From the data that follows, copy every line holding the string "mean".

Items listed in a dataset
↓↓↓

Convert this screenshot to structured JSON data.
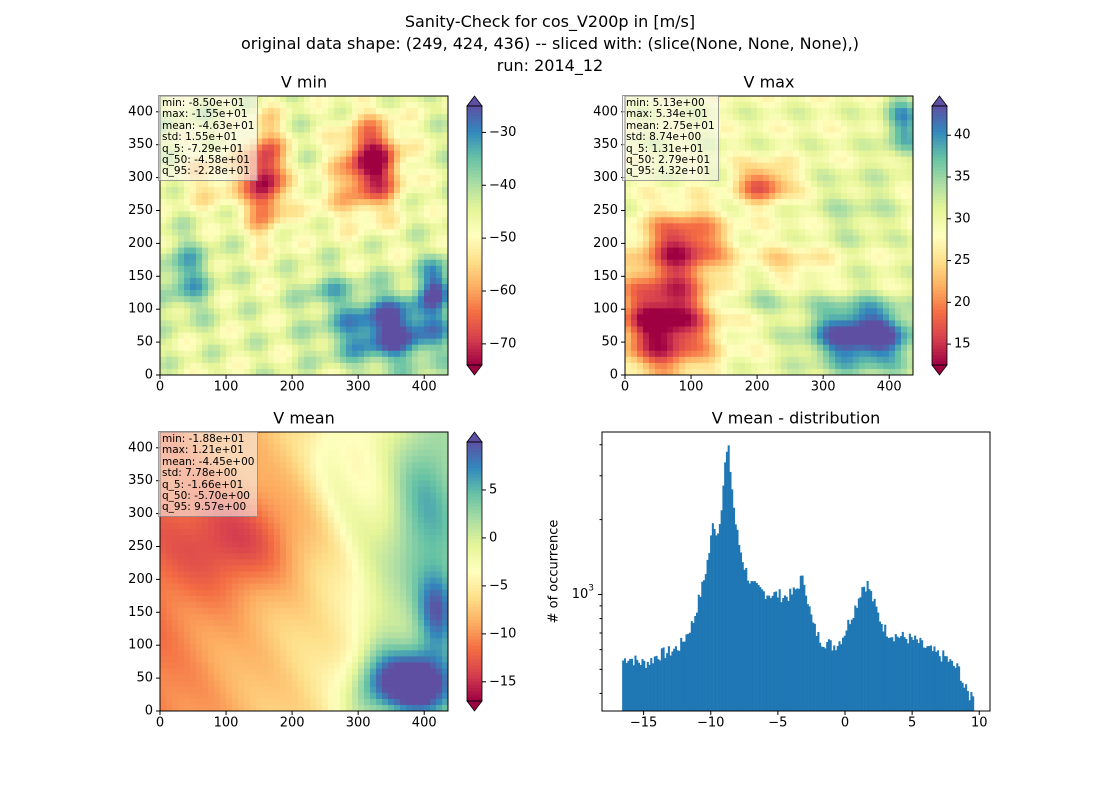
{
  "figure": {
    "title_lines": [
      "Sanity-Check for cos_V200p in [m/s]",
      "original data shape: (249, 424, 436) -- sliced with: (slice(None, None, None),)",
      "run: 2014_12"
    ]
  },
  "colormap": "Spectral",
  "panels": [
    {
      "title": "V min",
      "stats": [
        "min: -8.50e+01",
        "max: -1.55e+01",
        "mean: -4.63e+01",
        "std: 1.55e+01",
        "q_5: -7.29e+01",
        "q_50: -4.58e+01",
        "q_95: -2.28e+01"
      ],
      "xticks": [
        "0",
        "100",
        "200",
        "300",
        "400"
      ],
      "yticks": [
        "0",
        "50",
        "100",
        "150",
        "200",
        "250",
        "300",
        "350",
        "400"
      ],
      "colorbar": {
        "vmin": -74,
        "vmax": -25,
        "ticks": [
          -70,
          -60,
          -50,
          -40,
          -30
        ],
        "labels": [
          "−70",
          "−60",
          "−50",
          "−40",
          "−30"
        ]
      }
    },
    {
      "title": "V max",
      "stats": [
        "min: 5.13e+00",
        "max: 5.34e+01",
        "mean: 2.75e+01",
        "std: 8.74e+00",
        "q_5: 1.31e+01",
        "q_50: 2.79e+01",
        "q_95: 4.32e+01"
      ],
      "xticks": [
        "0",
        "100",
        "200",
        "300",
        "400"
      ],
      "yticks": [
        "0",
        "50",
        "100",
        "150",
        "200",
        "250",
        "300",
        "350",
        "400"
      ],
      "colorbar": {
        "vmin": 12.5,
        "vmax": 43.5,
        "ticks": [
          15,
          20,
          25,
          30,
          35,
          40
        ],
        "labels": [
          "15",
          "20",
          "25",
          "30",
          "35",
          "40"
        ]
      }
    },
    {
      "title": "V mean",
      "stats": [
        "min: -1.88e+01",
        "max: 1.21e+01",
        "mean: -4.45e+00",
        "std: 7.78e+00",
        "q_5: -1.66e+01",
        "q_50: -5.70e+00",
        "q_95: 9.57e+00"
      ],
      "xticks": [
        "0",
        "100",
        "200",
        "300",
        "400"
      ],
      "yticks": [
        "0",
        "50",
        "100",
        "150",
        "200",
        "250",
        "300",
        "350",
        "400"
      ],
      "colorbar": {
        "vmin": -17,
        "vmax": 10,
        "ticks": [
          -15,
          -10,
          -5,
          0,
          5
        ],
        "labels": [
          "−15",
          "−10",
          "−5",
          "0",
          "5"
        ]
      }
    }
  ],
  "chart_data": {
    "type": "bar",
    "title": "V mean - distribution",
    "ylabel": "# of occurrence",
    "xlabel": "",
    "yscale": "log",
    "ylim": [
      340,
      4500
    ],
    "xlim": [
      -18.1,
      10.8
    ],
    "xticks": [
      -15,
      -10,
      -5,
      0,
      5,
      10
    ],
    "xtick_labels": [
      "−15",
      "−10",
      "−5",
      "0",
      "5",
      "10"
    ],
    "ytick_major_label": "10",
    "ytick_major_exp": "3",
    "color": "#1f77b4",
    "bin_range": [
      -16.6,
      9.6
    ],
    "anchors": [
      [
        -16.6,
        540
      ],
      [
        -16.2,
        560
      ],
      [
        -15.5,
        540
      ],
      [
        -15.0,
        530
      ],
      [
        -14.5,
        540
      ],
      [
        -14.0,
        570
      ],
      [
        -13.0,
        590
      ],
      [
        -12.3,
        620
      ],
      [
        -11.8,
        690
      ],
      [
        -11.3,
        780
      ],
      [
        -10.9,
        950
      ],
      [
        -10.5,
        1150
      ],
      [
        -10.1,
        1500
      ],
      [
        -9.8,
        2000
      ],
      [
        -9.5,
        1700
      ],
      [
        -9.2,
        2300
      ],
      [
        -8.9,
        3500
      ],
      [
        -8.7,
        3900
      ],
      [
        -8.5,
        3000
      ],
      [
        -8.2,
        2000
      ],
      [
        -7.9,
        1600
      ],
      [
        -7.5,
        1300
      ],
      [
        -7.0,
        1100
      ],
      [
        -6.5,
        1050
      ],
      [
        -6.0,
        1020
      ],
      [
        -5.5,
        1000
      ],
      [
        -5.0,
        1000
      ],
      [
        -4.5,
        980
      ],
      [
        -4.0,
        1000
      ],
      [
        -3.6,
        1050
      ],
      [
        -3.3,
        1150
      ],
      [
        -3.0,
        1120
      ],
      [
        -2.7,
        900
      ],
      [
        -2.4,
        760
      ],
      [
        -2.0,
        680
      ],
      [
        -1.7,
        650
      ],
      [
        -1.3,
        640
      ],
      [
        -0.9,
        620
      ],
      [
        -0.5,
        640
      ],
      [
        -0.1,
        690
      ],
      [
        0.3,
        780
      ],
      [
        0.8,
        900
      ],
      [
        1.3,
        1080
      ],
      [
        1.7,
        1100
      ],
      [
        2.0,
        980
      ],
      [
        2.5,
        820
      ],
      [
        3.0,
        720
      ],
      [
        3.5,
        690
      ],
      [
        4.0,
        680
      ],
      [
        4.5,
        670
      ],
      [
        5.0,
        660
      ],
      [
        5.5,
        640
      ],
      [
        6.0,
        610
      ],
      [
        6.5,
        590
      ],
      [
        7.0,
        570
      ],
      [
        7.5,
        560
      ],
      [
        8.0,
        520
      ],
      [
        8.5,
        500
      ],
      [
        8.9,
        420
      ],
      [
        9.3,
        390
      ],
      [
        9.6,
        410
      ]
    ]
  }
}
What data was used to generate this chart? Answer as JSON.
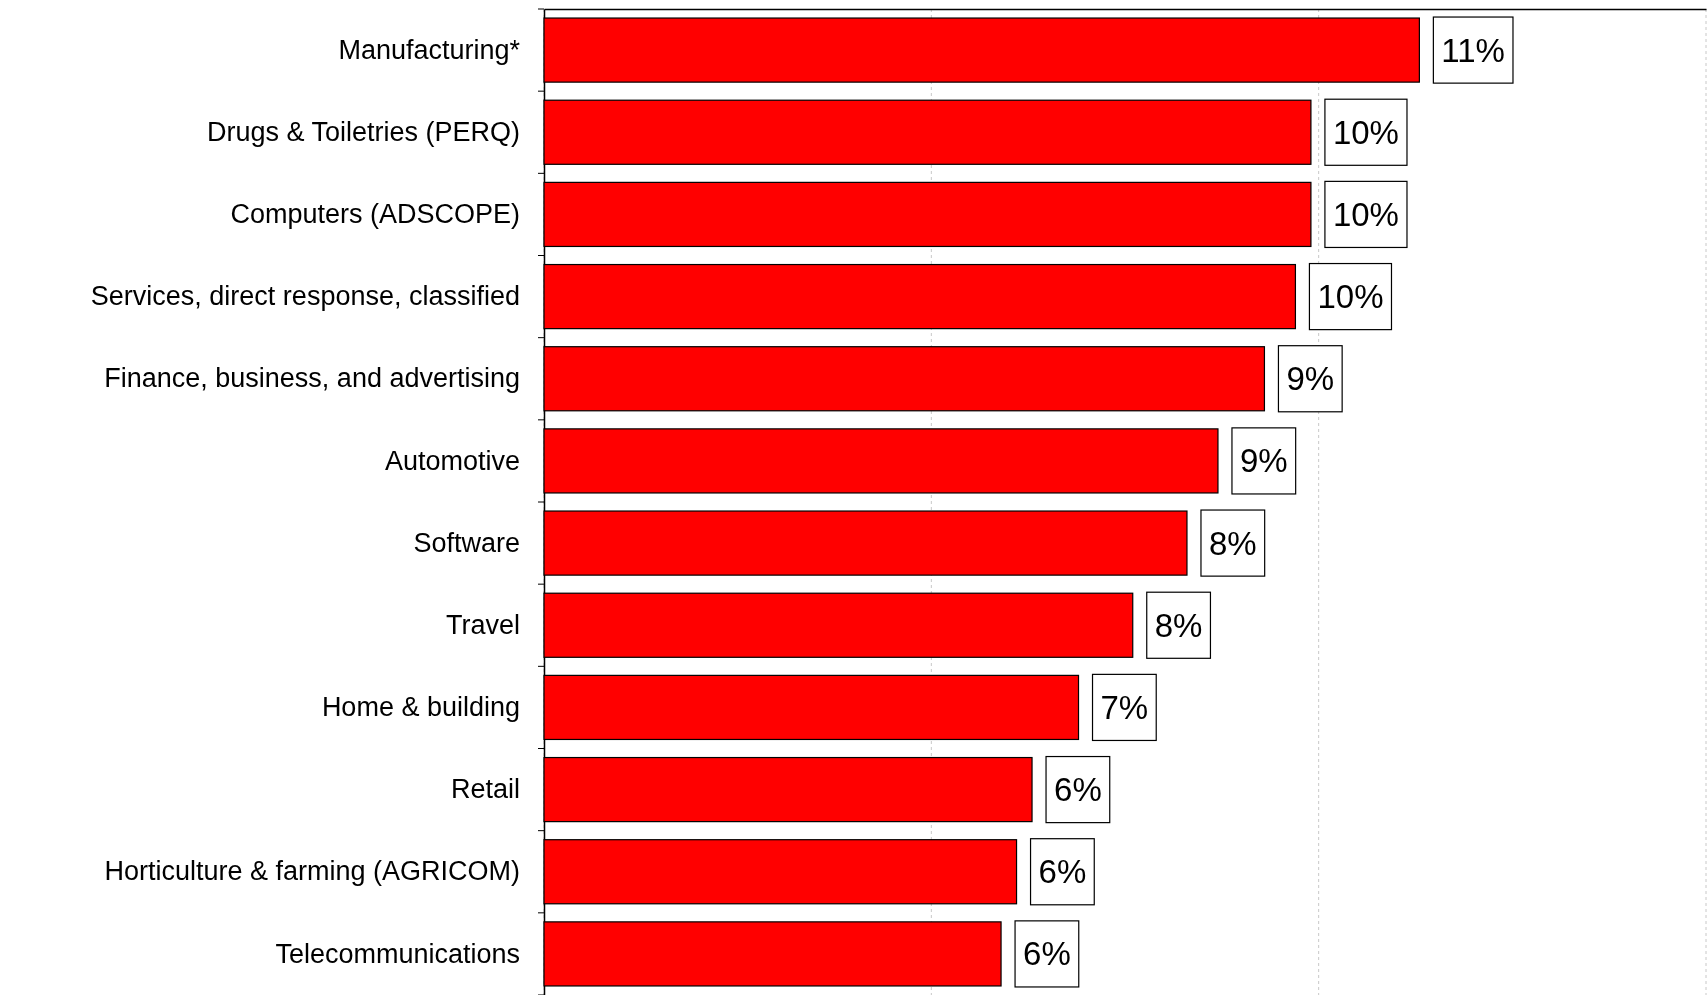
{
  "chart_data": {
    "type": "bar",
    "orientation": "horizontal",
    "categories": [
      "Manufacturing*",
      "Drugs & Toiletries (PERQ)",
      "Computers (ADSCOPE)",
      "Services, direct response, classified",
      "Finance, business, and advertising",
      "Automotive",
      "Software",
      "Travel",
      "Home & building",
      "Retail",
      "Horticulture & farming (AGRICOM)",
      "Telecommunications"
    ],
    "values": [
      11.3,
      9.9,
      9.9,
      9.7,
      9.3,
      8.7,
      8.3,
      7.6,
      6.9,
      6.3,
      6.1,
      5.9
    ],
    "value_labels": [
      "11%",
      "10%",
      "10%",
      "10%",
      "9%",
      "9%",
      "8%",
      "8%",
      "7%",
      "6%",
      "6%",
      "6%"
    ],
    "color": "#ff0000",
    "xlim": [
      0,
      15
    ],
    "xticks": [
      {
        "value": 0,
        "label": null
      },
      {
        "value": 5,
        "label": null
      },
      {
        "value": 10,
        "label": null
      },
      {
        "value": 15,
        "label": null
      }
    ],
    "grid": "x",
    "tick_labels": "y"
  }
}
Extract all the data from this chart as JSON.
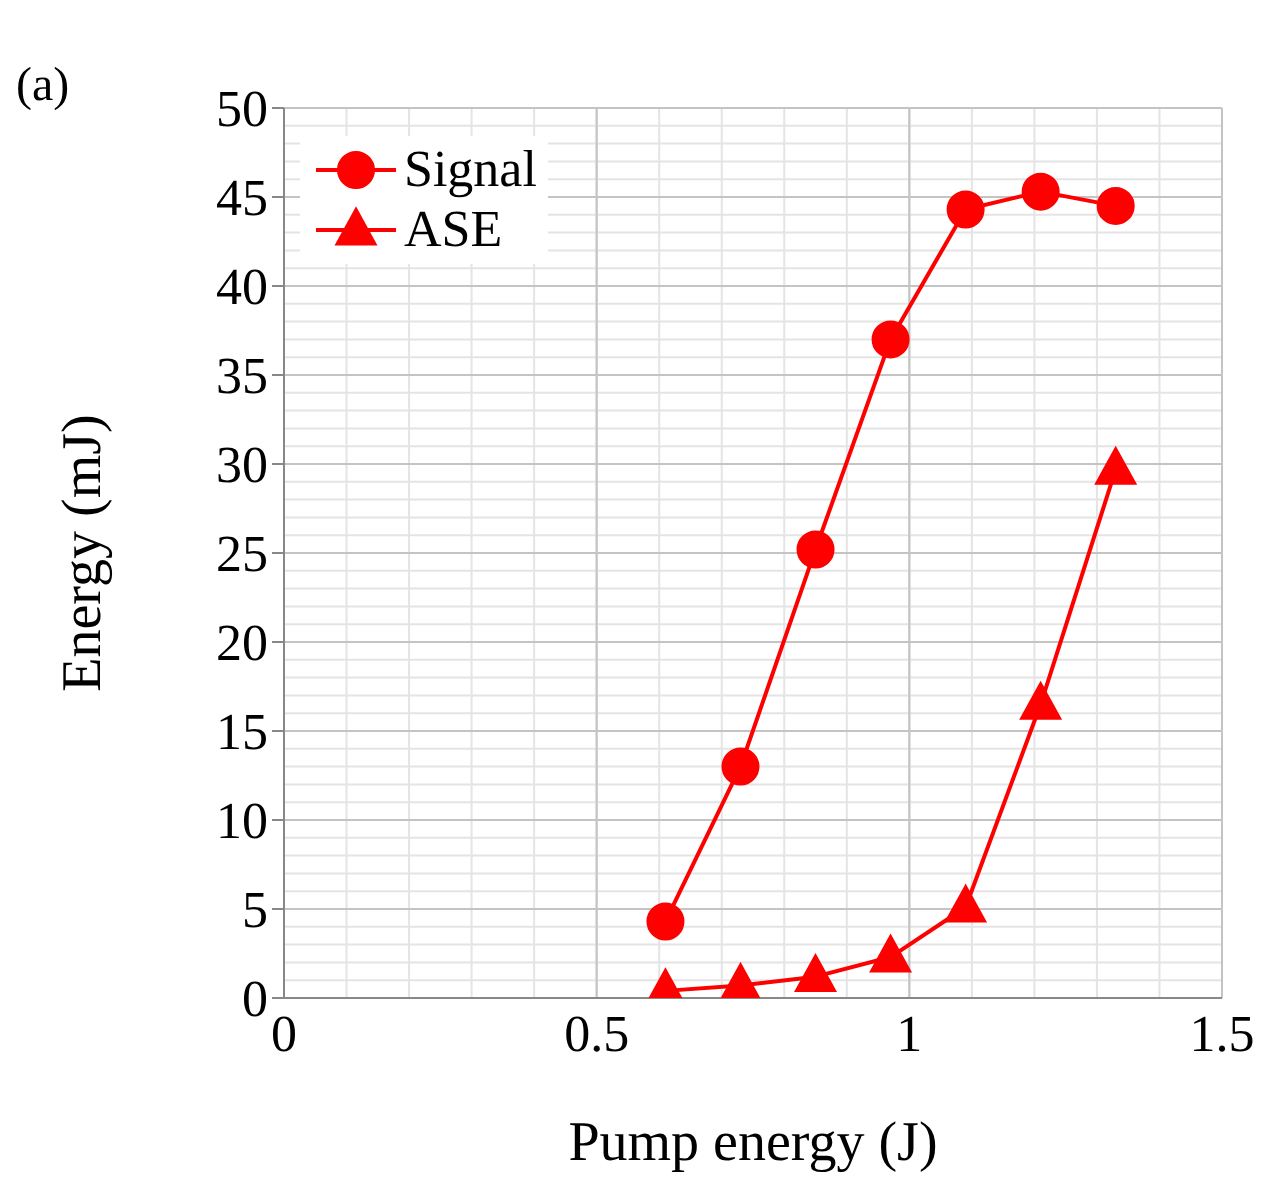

↑↑↑

» Response
        "mean: -4.63e+01",
        "mean: 2.75e+01",
      "title": "V mean",
        "mean: -4.45e+00",
    "title": "V mean - distribution",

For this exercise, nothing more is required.